▸ **Work instructions**: Pick out each line of the records that includes the string "Courriel", and copy it.

= = = = =

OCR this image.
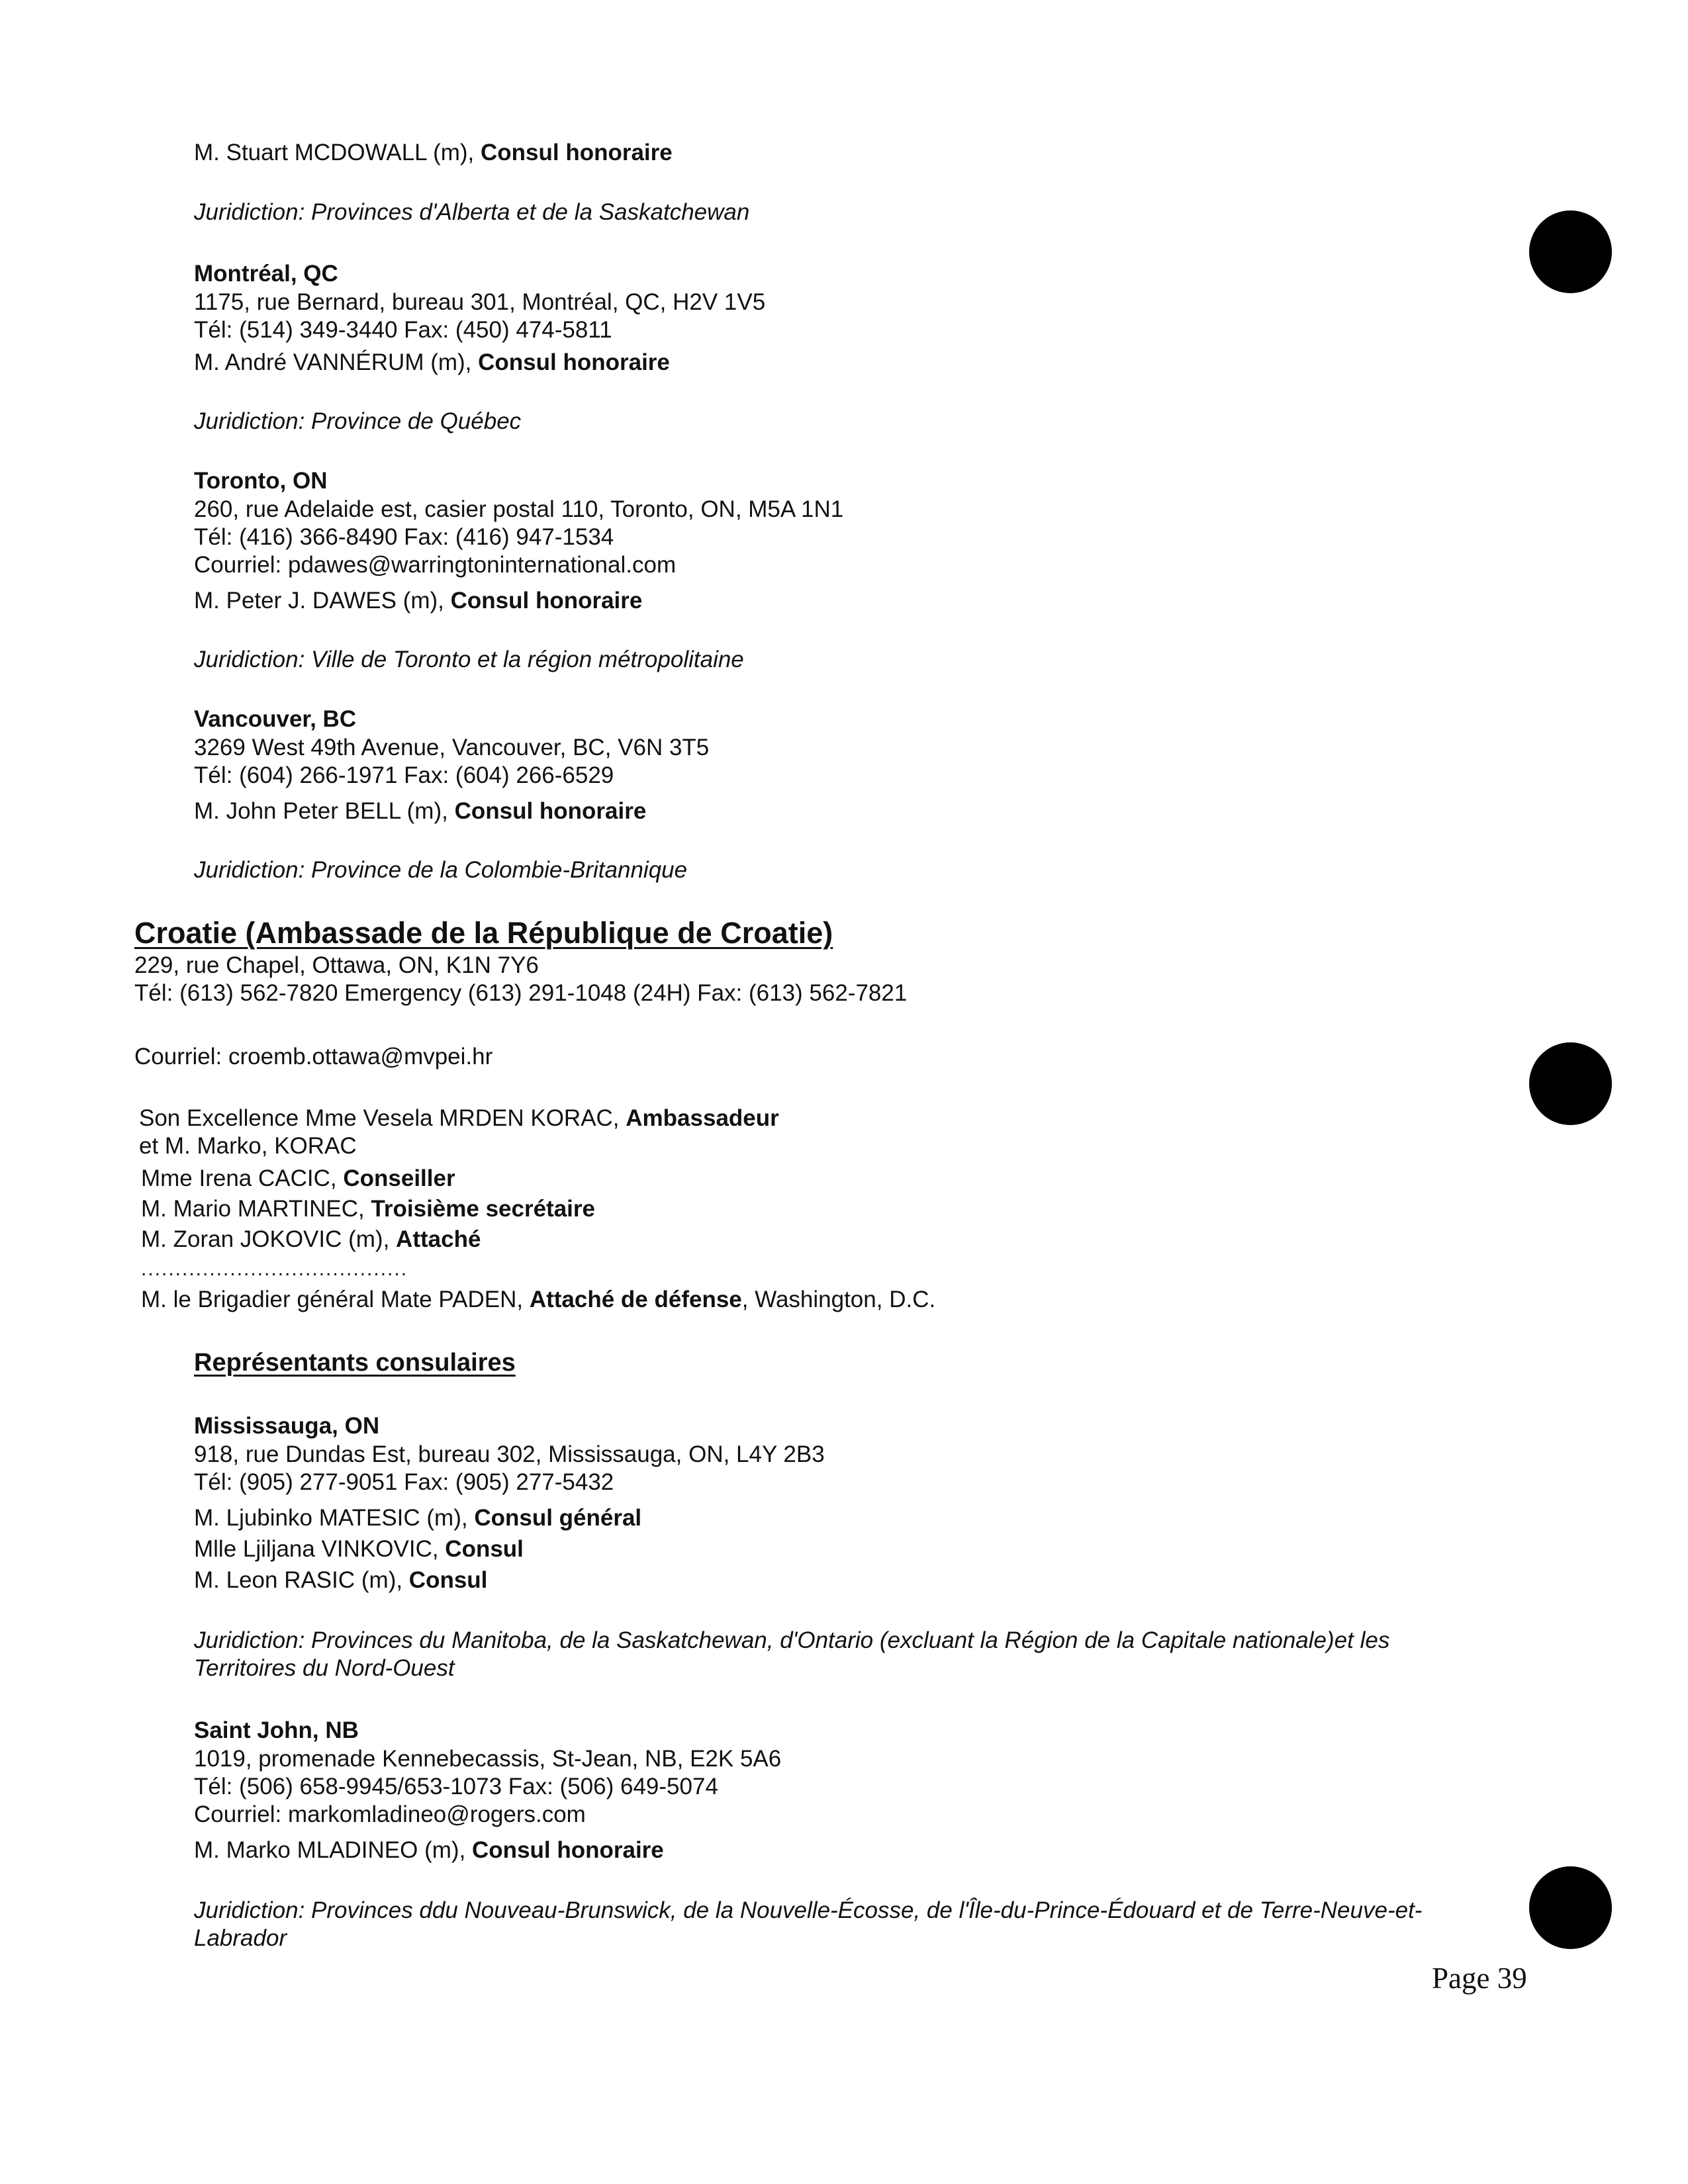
M. Stuart MCDOWALL (m), Consul honoraire
Juridiction: Provinces d'Alberta et de la Saskatchewan
Montréal, QC
1175, rue Bernard, bureau 301, Montréal, QC, H2V 1V5
Tél: (514) 349-3440 Fax: (450) 474-5811
M. André VANNÉRUM (m), Consul honoraire
Juridiction: Province de Québec
Toronto, ON
260, rue Adelaide est, casier postal 110, Toronto, ON, M5A 1N1
Tél: (416) 366-8490 Fax: (416) 947-1534
Courriel: pdawes@warringtoninternational.com
M. Peter J. DAWES (m), Consul honoraire
Juridiction: Ville de Toronto et la région métropolitaine
Vancouver, BC
3269 West 49th Avenue, Vancouver, BC, V6N 3T5
Tél: (604) 266-1971 Fax: (604) 266-6529
M. John Peter BELL (m), Consul honoraire
Juridiction: Province de la Colombie-Britannique
Croatie (Ambassade de la République de Croatie)
229, rue Chapel, Ottawa, ON, K1N 7Y6
Tél: (613) 562-7820 Emergency (613) 291-1048 (24H) Fax: (613) 562-7821
Courriel: croemb.ottawa@mvpei.hr
Son Excellence Mme Vesela MRDEN KORAC, Ambassadeur
et M. Marko, KORAC
Mme Irena CACIC, Conseiller
M. Mario MARTINEC, Troisième secrétaire
M. Zoran JOKOVIC (m), Attaché
.......................................
M. le Brigadier général Mate PADEN, Attaché de défense, Washington, D.C.
Représentants consulaires
Mississauga, ON
918, rue Dundas Est, bureau 302, Mississauga, ON, L4Y 2B3
Tél: (905) 277-9051 Fax: (905) 277-5432
M. Ljubinko MATESIC (m), Consul général
Mlle Ljiljana VINKOVIC, Consul
M. Leon RASIC (m), Consul
Juridiction: Provinces du Manitoba, de la Saskatchewan, d'Ontario (excluant la Région de la Capitale nationale)et les Territoires du Nord-Ouest
Saint John, NB
1019, promenade Kennebecassis, St-Jean, NB, E2K 5A6
Tél: (506) 658-9945/653-1073 Fax: (506) 649-5074
Courriel: markomladineo@rogers.com
M. Marko MLADINEO (m), Consul honoraire
Juridiction: Provinces ddu Nouveau-Brunswick, de la Nouvelle-Écosse, de l'Île-du-Prince-Édouard et de Terre-Neuve-et-Labrador
Page 39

= = = = =

▸ **Task solution**:
Courriel: pdawes@warringtoninternational.com
Courriel: croemb.ottawa@mvpei.hr
Courriel: markomladineo@rogers.com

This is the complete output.